Working data:
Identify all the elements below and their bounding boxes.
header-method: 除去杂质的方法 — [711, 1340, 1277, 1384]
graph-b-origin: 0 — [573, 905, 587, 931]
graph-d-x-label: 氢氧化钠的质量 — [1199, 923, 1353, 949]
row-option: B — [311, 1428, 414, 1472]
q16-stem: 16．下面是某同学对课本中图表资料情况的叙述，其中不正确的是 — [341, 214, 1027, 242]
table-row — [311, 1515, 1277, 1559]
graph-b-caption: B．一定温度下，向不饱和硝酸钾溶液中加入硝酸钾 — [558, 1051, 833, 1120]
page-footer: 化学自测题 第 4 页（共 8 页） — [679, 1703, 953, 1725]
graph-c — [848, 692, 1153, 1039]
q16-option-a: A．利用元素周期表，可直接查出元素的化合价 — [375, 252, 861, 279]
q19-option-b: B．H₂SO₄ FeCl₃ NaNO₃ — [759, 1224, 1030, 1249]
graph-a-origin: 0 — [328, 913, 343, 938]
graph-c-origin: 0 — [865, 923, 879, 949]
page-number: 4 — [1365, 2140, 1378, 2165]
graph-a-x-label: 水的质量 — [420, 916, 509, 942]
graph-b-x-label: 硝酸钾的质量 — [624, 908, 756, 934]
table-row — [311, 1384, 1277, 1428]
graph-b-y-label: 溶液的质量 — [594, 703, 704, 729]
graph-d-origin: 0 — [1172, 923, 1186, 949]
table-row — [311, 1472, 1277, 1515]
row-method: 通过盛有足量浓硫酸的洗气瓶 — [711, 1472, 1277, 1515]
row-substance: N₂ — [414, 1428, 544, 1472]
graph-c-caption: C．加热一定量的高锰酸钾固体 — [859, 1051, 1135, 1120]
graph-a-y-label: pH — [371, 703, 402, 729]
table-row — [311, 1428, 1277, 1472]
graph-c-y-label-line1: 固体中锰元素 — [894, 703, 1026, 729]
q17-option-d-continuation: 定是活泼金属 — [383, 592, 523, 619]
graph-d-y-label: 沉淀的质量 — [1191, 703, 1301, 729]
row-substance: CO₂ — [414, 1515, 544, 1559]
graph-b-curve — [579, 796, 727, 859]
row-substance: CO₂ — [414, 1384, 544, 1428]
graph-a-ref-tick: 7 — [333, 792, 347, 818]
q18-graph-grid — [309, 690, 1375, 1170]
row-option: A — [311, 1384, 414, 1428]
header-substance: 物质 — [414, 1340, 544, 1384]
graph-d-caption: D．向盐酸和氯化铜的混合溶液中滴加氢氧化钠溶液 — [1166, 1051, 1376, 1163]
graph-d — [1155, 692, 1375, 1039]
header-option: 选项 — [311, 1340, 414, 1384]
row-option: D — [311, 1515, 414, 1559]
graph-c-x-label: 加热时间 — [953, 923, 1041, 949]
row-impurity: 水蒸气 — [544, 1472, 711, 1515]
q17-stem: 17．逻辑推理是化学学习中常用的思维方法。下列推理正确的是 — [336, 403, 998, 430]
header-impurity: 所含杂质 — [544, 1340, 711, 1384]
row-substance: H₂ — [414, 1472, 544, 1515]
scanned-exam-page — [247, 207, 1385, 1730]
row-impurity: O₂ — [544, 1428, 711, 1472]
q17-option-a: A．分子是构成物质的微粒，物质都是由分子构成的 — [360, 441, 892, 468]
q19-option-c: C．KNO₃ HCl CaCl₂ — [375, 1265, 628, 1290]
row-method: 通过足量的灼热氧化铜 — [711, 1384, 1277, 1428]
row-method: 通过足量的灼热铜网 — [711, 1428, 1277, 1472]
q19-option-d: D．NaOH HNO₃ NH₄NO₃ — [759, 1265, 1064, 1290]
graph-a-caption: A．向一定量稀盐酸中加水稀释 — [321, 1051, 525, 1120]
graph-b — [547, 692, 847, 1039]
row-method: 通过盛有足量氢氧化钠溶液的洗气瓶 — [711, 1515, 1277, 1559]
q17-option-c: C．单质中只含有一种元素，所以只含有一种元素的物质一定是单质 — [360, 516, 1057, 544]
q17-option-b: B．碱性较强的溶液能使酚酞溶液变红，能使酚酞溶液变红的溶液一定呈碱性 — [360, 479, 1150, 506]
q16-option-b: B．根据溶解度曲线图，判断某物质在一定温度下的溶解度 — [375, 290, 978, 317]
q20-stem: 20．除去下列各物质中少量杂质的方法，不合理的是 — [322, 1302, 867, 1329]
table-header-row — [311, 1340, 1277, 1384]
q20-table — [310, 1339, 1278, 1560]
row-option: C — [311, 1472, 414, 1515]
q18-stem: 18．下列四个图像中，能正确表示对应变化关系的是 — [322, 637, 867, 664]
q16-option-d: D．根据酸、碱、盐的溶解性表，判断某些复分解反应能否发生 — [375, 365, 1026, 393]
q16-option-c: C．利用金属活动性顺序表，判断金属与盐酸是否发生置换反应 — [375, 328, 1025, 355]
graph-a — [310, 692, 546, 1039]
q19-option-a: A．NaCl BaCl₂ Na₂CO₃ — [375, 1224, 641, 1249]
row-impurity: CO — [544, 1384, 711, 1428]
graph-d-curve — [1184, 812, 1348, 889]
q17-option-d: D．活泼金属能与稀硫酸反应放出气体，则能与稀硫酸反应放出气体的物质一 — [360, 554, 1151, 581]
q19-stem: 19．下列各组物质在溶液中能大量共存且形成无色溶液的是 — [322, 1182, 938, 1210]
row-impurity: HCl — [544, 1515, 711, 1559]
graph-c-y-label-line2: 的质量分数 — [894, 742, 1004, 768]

Exercise: Rewrite the records as a numbered list, starting at the first line and ending at the line that contains "graph-b-caption: B．一定温度下，向不饱和硝酸钾溶液中加入硝酸钾 —", with both of those lines included and any blank lines left out.

Exercise result:
1. Identify all the elements below and their bounding boxes.
2. header-method: 除去杂质的方法 — [711, 1340, 1277, 1384]
3. graph-b-origin: 0 — [573, 905, 587, 931]
4. graph-d-x-label: 氢氧化钠的质量 — [1199, 923, 1353, 949]
5. row-option: B — [311, 1428, 414, 1472]
6. q16-stem: 16．下面是某同学对课本中图表资料情况的叙述，其中不正确的是 — [341, 214, 1027, 242]
7. table-row — [311, 1515, 1277, 1559]
8. graph-b-caption: B．一定温度下，向不饱和硝酸钾溶液中加入硝酸钾 — [558, 1051, 833, 1120]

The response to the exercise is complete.